▶ [Material provided]:
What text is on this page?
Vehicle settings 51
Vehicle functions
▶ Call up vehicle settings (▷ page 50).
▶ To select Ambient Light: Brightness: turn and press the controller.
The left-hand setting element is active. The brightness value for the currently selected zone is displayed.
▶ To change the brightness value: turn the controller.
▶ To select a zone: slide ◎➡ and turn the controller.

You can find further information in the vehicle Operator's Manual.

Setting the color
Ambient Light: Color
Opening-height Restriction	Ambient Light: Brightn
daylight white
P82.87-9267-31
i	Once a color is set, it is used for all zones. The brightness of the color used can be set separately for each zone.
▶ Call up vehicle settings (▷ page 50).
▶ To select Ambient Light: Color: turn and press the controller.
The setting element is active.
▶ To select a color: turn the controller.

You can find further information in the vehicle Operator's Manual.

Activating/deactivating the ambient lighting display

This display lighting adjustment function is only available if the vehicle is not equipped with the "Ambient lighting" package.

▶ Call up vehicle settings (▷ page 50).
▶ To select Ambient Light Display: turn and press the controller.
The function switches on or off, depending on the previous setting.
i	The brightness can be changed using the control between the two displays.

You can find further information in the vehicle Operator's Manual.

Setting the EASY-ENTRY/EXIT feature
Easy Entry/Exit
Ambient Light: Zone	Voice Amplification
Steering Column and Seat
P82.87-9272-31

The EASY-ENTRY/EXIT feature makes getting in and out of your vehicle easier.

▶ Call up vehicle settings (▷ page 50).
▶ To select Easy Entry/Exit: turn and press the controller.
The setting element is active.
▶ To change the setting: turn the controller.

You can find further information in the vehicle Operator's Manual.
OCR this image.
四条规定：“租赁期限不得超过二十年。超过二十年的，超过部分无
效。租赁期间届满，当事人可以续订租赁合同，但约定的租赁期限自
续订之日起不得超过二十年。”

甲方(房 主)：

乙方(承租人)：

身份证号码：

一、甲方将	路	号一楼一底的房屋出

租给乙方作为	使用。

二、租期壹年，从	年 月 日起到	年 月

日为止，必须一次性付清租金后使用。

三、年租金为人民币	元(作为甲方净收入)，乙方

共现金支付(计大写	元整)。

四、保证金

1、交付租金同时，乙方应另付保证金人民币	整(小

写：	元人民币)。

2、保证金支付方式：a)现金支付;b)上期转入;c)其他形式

▶ [What this task involves]:
Repeat each record exactly. Omit nothing.

▶ [Output for this task]:
What text is on this page?
Vehicle settings 51
Vehicle functions
▶ Call up vehicle settings (▷ page 50).
▶ To select Ambient Light: Brightness: turn and press the controller.
The left-hand setting element is active. The brightness value for the currently selected zone is displayed.
▶ To change the brightness value: turn the controller.
▶ To select a zone: slide ◎➡ and turn the controller.

You can find further information in the vehicle Operator's Manual.

Setting the color
Ambient Light: Color
Opening-height Restriction	Ambient Light: Brightn
daylight white
P82.87-9267-31
i	Once a color is set, it is used for all zones. The brightness of the color used can be set separately for each zone.
▶ Call up vehicle settings (▷ page 50).
▶ To select Ambient Light: Color: turn and press the controller.
The setting element is active.
▶ To select a color: turn the controller.

You can find further information in the vehicle Operator's Manual.

Activating/deactivating the ambient lighting display

This display lighting adjustment function is only available if the vehicle is not equipped with the "Ambient lighting" package.

▶ Call up vehicle settings (▷ page 50).
▶ To select Ambient Light Display: turn and press the controller.
The function switches on or off, depending on the previous setting.
i	The brightness can be changed using the control between the two displays.

You can find further information in the vehicle Operator's Manual.

Setting the EASY-ENTRY/EXIT feature
Easy Entry/Exit
Ambient Light: Zone	Voice Amplification
Steering Column and Seat
P82.87-9272-31

The EASY-ENTRY/EXIT feature makes getting in and out of your vehicle easier.

▶ Call up vehicle settings (▷ page 50).
▶ To select Easy Entry/Exit: turn and press the controller.
The setting element is active.
▶ To change the setting: turn the controller.

You can find further information in the vehicle Operator's Manual.
OCR this image.
四条规定：“租赁期限不得超过二十年。超过二十年的，超过部分无
效。租赁期间届满，当事人可以续订租赁合同，但约定的租赁期限自
续订之日起不得超过二十年。”

甲方(房 主)：

乙方(承租人)：

身份证号码：

一、甲方将	路	号一楼一底的房屋出

租给乙方作为	使用。

二、租期壹年，从	年 月 日起到	年 月

日为止，必须一次性付清租金后使用。

三、年租金为人民币	元(作为甲方净收入)，乙方

共现金支付(计大写	元整)。

四、保证金

1、交付租金同时，乙方应另付保证金人民币	整(小

写：	元人民币)。

2、保证金支付方式：a)现金支付;b)上期转入;c)其他形式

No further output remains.